---- Data for the task
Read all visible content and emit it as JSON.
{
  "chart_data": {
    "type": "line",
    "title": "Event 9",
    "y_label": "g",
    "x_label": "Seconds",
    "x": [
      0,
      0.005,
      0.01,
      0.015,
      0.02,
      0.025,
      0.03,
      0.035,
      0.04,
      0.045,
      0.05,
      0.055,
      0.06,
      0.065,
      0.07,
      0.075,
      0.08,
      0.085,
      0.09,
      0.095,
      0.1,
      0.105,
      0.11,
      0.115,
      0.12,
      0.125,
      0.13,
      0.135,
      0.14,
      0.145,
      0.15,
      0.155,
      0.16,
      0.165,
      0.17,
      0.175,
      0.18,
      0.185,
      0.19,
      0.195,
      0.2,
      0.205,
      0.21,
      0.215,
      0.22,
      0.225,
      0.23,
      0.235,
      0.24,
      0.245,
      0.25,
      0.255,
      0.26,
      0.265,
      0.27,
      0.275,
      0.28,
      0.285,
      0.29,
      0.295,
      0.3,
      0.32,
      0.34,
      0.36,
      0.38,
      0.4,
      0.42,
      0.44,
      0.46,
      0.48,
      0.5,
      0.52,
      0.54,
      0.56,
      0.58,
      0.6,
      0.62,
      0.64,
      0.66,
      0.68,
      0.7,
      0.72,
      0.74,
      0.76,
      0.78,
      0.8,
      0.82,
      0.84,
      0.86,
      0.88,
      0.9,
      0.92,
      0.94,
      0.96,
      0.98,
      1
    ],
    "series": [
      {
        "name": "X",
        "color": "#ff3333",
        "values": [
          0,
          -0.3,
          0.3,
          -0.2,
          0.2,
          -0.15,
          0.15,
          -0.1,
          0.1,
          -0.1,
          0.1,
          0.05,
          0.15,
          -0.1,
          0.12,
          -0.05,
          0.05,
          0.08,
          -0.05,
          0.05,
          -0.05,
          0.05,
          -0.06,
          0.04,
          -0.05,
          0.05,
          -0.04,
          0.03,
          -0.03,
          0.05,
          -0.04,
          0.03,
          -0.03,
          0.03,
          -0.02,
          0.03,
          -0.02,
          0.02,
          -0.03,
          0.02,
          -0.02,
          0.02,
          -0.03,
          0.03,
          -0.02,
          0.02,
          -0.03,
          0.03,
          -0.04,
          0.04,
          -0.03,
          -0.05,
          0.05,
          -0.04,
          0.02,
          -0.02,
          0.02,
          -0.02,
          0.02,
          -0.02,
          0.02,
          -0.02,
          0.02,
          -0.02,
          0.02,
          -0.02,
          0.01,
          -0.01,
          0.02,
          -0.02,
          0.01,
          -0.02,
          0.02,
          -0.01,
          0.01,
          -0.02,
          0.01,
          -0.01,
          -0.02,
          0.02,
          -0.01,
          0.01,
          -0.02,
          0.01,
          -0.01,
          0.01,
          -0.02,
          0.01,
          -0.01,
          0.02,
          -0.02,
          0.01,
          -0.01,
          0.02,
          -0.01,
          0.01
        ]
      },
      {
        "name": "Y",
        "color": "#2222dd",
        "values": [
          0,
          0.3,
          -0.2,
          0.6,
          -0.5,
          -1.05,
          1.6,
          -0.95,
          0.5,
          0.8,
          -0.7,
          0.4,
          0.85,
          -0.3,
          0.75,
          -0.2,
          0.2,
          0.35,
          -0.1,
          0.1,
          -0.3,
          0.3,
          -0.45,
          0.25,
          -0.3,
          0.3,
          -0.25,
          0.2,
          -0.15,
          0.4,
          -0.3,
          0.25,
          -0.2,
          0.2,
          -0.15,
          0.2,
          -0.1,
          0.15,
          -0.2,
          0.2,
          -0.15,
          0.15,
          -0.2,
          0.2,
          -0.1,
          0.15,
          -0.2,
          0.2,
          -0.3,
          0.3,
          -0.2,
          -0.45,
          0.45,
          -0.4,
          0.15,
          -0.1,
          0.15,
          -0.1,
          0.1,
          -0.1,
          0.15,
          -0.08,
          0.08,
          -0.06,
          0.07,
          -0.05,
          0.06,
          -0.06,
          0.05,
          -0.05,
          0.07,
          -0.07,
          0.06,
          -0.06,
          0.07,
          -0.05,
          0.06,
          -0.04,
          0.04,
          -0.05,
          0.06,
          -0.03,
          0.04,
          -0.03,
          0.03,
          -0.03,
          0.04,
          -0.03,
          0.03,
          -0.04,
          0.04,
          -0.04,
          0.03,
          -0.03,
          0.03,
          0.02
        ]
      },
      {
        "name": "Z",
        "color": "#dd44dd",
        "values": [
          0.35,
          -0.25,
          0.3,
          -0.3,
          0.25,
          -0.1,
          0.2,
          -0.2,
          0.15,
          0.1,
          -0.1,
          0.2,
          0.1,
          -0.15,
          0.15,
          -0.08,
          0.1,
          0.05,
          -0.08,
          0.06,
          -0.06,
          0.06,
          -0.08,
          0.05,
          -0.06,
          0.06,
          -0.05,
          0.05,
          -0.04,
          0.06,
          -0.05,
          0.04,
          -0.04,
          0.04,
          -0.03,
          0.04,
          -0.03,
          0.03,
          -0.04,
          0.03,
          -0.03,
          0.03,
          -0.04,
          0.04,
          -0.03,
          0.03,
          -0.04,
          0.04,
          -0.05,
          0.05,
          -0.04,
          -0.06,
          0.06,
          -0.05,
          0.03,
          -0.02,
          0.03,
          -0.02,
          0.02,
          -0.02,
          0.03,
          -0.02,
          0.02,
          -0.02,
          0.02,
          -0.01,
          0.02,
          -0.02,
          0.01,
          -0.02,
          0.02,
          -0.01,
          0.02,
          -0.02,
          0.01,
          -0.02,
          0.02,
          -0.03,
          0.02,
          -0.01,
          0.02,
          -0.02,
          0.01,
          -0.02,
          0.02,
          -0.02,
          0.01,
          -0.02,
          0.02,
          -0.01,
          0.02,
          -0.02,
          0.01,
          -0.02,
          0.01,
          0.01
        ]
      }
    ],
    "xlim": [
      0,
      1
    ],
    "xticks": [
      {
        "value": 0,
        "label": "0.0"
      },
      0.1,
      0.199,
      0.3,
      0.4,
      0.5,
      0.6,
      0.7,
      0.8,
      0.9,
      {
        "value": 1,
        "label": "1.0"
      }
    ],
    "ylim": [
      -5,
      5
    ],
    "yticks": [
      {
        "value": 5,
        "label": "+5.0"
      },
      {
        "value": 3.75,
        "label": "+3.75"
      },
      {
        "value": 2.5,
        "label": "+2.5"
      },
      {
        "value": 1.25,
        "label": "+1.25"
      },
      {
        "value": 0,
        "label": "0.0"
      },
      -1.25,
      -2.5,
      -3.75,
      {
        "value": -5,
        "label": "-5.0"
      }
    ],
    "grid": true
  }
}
--------
Task instructions.
From the listing above, return each line with the word "color".

Right answer.
        "color": "#ff3333",
        "color": "#2222dd",
        "color": "#dd44dd",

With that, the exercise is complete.